Give the records again exactly, with every character kept.

DATA FOR THE TASK Block Start

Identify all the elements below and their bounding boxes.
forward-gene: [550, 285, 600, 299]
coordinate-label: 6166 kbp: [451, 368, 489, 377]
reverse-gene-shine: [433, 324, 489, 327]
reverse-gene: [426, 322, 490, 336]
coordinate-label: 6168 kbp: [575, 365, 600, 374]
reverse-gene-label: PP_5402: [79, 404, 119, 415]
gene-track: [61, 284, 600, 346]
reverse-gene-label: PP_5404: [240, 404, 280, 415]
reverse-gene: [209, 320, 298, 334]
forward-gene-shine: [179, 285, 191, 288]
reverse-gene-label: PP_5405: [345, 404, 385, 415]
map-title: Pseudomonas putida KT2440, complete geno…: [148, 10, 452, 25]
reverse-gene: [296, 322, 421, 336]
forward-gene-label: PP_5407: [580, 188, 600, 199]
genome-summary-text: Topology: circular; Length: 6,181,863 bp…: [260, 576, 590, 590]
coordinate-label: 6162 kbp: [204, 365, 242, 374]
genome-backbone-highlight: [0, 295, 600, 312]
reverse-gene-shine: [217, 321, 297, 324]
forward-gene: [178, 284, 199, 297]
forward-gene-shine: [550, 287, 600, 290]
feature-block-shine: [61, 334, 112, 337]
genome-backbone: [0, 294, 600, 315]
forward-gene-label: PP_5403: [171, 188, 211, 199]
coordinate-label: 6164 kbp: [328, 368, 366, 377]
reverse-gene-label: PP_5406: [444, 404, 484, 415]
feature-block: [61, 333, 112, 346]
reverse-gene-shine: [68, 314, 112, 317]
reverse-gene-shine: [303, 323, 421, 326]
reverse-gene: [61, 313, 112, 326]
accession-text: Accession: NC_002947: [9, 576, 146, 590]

DATA FOR THE TASK Block End

_RESULT BELOW_
Identify all the elements below and their bounding boxes.
forward-gene: [550, 285, 600, 299]
coordinate-label: 6166 kbp: [451, 368, 489, 377]
reverse-gene-shine: [433, 324, 489, 327]
reverse-gene: [426, 322, 490, 336]
coordinate-label: 6168 kbp: [575, 365, 600, 374]
reverse-gene-label: PP_5402: [79, 404, 119, 415]
gene-track: [61, 284, 600, 346]
reverse-gene-label: PP_5404: [240, 404, 280, 415]
reverse-gene: [209, 320, 298, 334]
forward-gene-shine: [179, 285, 191, 288]
reverse-gene-label: PP_5405: [345, 404, 385, 415]
map-title: Pseudomonas putida KT2440, complete geno…: [148, 10, 452, 25]
reverse-gene: [296, 322, 421, 336]
forward-gene-label: PP_5407: [580, 188, 600, 199]
genome-summary-text: Topology: circular; Length: 6,181,863 bp…: [260, 576, 590, 590]
coordinate-label: 6162 kbp: [204, 365, 242, 374]
genome-backbone-highlight: [0, 295, 600, 312]
reverse-gene-shine: [217, 321, 297, 324]
forward-gene: [178, 284, 199, 297]
forward-gene-shine: [550, 287, 600, 290]
feature-block-shine: [61, 334, 112, 337]
genome-backbone: [0, 294, 600, 315]
forward-gene-label: PP_5403: [171, 188, 211, 199]
coordinate-label: 6164 kbp: [328, 368, 366, 377]
reverse-gene-label: PP_5406: [444, 404, 484, 415]
feature-block: [61, 333, 112, 346]
reverse-gene-shine: [68, 314, 112, 317]
reverse-gene-shine: [303, 323, 421, 326]
reverse-gene: [61, 313, 112, 326]
accession-text: Accession: NC_002947: [9, 576, 146, 590]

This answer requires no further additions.